→ **What you have to do**
Once you have read the entries below, give them all again without any difference.

---------- Supplied material

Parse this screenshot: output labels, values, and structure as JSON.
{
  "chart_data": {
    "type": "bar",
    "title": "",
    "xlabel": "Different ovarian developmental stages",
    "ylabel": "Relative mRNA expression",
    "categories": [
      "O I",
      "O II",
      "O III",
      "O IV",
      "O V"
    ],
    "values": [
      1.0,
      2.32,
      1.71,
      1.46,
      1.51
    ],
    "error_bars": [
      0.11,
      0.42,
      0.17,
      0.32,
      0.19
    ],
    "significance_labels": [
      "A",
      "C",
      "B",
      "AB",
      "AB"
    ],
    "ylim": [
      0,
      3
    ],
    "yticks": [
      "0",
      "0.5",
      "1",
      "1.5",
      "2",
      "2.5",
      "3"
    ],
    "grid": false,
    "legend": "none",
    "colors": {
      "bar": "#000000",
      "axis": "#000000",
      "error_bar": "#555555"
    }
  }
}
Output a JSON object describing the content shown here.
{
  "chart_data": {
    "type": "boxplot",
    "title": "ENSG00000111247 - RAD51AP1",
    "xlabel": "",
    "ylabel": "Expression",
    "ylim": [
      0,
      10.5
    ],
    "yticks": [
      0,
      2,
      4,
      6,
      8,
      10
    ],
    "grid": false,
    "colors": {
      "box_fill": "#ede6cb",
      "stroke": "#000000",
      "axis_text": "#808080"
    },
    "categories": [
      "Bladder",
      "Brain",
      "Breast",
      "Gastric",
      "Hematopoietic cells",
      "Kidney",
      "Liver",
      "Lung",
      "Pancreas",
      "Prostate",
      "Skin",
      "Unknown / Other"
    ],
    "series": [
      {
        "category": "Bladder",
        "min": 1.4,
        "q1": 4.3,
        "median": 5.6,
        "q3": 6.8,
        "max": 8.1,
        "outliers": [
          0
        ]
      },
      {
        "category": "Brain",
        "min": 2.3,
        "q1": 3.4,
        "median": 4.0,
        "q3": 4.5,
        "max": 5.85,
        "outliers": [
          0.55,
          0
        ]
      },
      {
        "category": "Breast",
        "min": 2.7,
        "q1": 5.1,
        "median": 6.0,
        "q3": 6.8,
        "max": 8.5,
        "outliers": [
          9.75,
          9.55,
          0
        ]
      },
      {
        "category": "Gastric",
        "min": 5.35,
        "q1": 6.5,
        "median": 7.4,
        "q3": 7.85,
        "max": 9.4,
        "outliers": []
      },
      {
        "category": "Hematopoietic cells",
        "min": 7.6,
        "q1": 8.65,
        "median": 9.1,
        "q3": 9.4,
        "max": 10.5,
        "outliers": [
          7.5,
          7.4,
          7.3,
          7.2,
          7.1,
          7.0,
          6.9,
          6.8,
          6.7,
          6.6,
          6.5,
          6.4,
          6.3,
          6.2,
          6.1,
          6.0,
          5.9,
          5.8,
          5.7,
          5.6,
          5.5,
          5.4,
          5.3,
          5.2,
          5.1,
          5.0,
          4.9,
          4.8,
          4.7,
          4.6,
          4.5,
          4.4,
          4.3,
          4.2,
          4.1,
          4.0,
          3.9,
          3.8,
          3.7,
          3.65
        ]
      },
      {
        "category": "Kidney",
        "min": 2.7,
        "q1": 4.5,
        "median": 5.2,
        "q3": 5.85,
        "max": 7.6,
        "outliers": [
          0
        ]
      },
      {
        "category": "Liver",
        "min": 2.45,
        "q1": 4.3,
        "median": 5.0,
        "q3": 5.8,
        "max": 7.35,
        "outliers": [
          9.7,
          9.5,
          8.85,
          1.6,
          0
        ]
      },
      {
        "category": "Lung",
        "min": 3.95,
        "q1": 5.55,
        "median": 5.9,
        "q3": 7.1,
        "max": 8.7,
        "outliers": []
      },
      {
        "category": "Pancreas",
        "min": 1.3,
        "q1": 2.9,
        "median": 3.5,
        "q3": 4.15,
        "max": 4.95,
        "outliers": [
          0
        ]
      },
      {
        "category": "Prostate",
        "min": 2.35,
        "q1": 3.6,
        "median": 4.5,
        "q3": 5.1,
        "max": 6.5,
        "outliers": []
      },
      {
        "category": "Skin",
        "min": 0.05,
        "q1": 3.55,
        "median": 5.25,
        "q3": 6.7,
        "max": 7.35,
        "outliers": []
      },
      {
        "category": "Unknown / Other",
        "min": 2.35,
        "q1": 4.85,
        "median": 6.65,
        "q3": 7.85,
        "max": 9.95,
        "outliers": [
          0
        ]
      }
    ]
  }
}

--------------------

→ **Completed task**
Parse this screenshot: output labels, values, and structure as JSON.
{
  "chart_data": {
    "type": "bar",
    "title": "",
    "xlabel": "Different ovarian developmental stages",
    "ylabel": "Relative mRNA expression",
    "categories": [
      "O I",
      "O II",
      "O III",
      "O IV",
      "O V"
    ],
    "values": [
      1.0,
      2.32,
      1.71,
      1.46,
      1.51
    ],
    "error_bars": [
      0.11,
      0.42,
      0.17,
      0.32,
      0.19
    ],
    "significance_labels": [
      "A",
      "C",
      "B",
      "AB",
      "AB"
    ],
    "ylim": [
      0,
      3
    ],
    "yticks": [
      "0",
      "0.5",
      "1",
      "1.5",
      "2",
      "2.5",
      "3"
    ],
    "grid": false,
    "legend": "none",
    "colors": {
      "bar": "#000000",
      "axis": "#000000",
      "error_bar": "#555555"
    }
  }
}
Output a JSON object describing the content shown here.
{
  "chart_data": {
    "type": "boxplot",
    "title": "ENSG00000111247 - RAD51AP1",
    "xlabel": "",
    "ylabel": "Expression",
    "ylim": [
      0,
      10.5
    ],
    "yticks": [
      0,
      2,
      4,
      6,
      8,
      10
    ],
    "grid": false,
    "colors": {
      "box_fill": "#ede6cb",
      "stroke": "#000000",
      "axis_text": "#808080"
    },
    "categories": [
      "Bladder",
      "Brain",
      "Breast",
      "Gastric",
      "Hematopoietic cells",
      "Kidney",
      "Liver",
      "Lung",
      "Pancreas",
      "Prostate",
      "Skin",
      "Unknown / Other"
    ],
    "series": [
      {
        "category": "Bladder",
        "min": 1.4,
        "q1": 4.3,
        "median": 5.6,
        "q3": 6.8,
        "max": 8.1,
        "outliers": [
          0
        ]
      },
      {
        "category": "Brain",
        "min": 2.3,
        "q1": 3.4,
        "median": 4.0,
        "q3": 4.5,
        "max": 5.85,
        "outliers": [
          0.55,
          0
        ]
      },
      {
        "category": "Breast",
        "min": 2.7,
        "q1": 5.1,
        "median": 6.0,
        "q3": 6.8,
        "max": 8.5,
        "outliers": [
          9.75,
          9.55,
          0
        ]
      },
      {
        "category": "Gastric",
        "min": 5.35,
        "q1": 6.5,
        "median": 7.4,
        "q3": 7.85,
        "max": 9.4,
        "outliers": []
      },
      {
        "category": "Hematopoietic cells",
        "min": 7.6,
        "q1": 8.65,
        "median": 9.1,
        "q3": 9.4,
        "max": 10.5,
        "outliers": [
          7.5,
          7.4,
          7.3,
          7.2,
          7.1,
          7.0,
          6.9,
          6.8,
          6.7,
          6.6,
          6.5,
          6.4,
          6.3,
          6.2,
          6.1,
          6.0,
          5.9,
          5.8,
          5.7,
          5.6,
          5.5,
          5.4,
          5.3,
          5.2,
          5.1,
          5.0,
          4.9,
          4.8,
          4.7,
          4.6,
          4.5,
          4.4,
          4.3,
          4.2,
          4.1,
          4.0,
          3.9,
          3.8,
          3.7,
          3.65
        ]
      },
      {
        "category": "Kidney",
        "min": 2.7,
        "q1": 4.5,
        "median": 5.2,
        "q3": 5.85,
        "max": 7.6,
        "outliers": [
          0
        ]
      },
      {
        "category": "Liver",
        "min": 2.45,
        "q1": 4.3,
        "median": 5.0,
        "q3": 5.8,
        "max": 7.35,
        "outliers": [
          9.7,
          9.5,
          8.85,
          1.6,
          0
        ]
      },
      {
        "category": "Lung",
        "min": 3.95,
        "q1": 5.55,
        "median": 5.9,
        "q3": 7.1,
        "max": 8.7,
        "outliers": []
      },
      {
        "category": "Pancreas",
        "min": 1.3,
        "q1": 2.9,
        "median": 3.5,
        "q3": 4.15,
        "max": 4.95,
        "outliers": [
          0
        ]
      },
      {
        "category": "Prostate",
        "min": 2.35,
        "q1": 3.6,
        "median": 4.5,
        "q3": 5.1,
        "max": 6.5,
        "outliers": []
      },
      {
        "category": "Skin",
        "min": 0.05,
        "q1": 3.55,
        "median": 5.25,
        "q3": 6.7,
        "max": 7.35,
        "outliers": []
      },
      {
        "category": "Unknown / Other",
        "min": 2.35,
        "q1": 4.85,
        "median": 6.65,
        "q3": 7.85,
        "max": 9.95,
        "outliers": [
          0
        ]
      }
    ]
  }
}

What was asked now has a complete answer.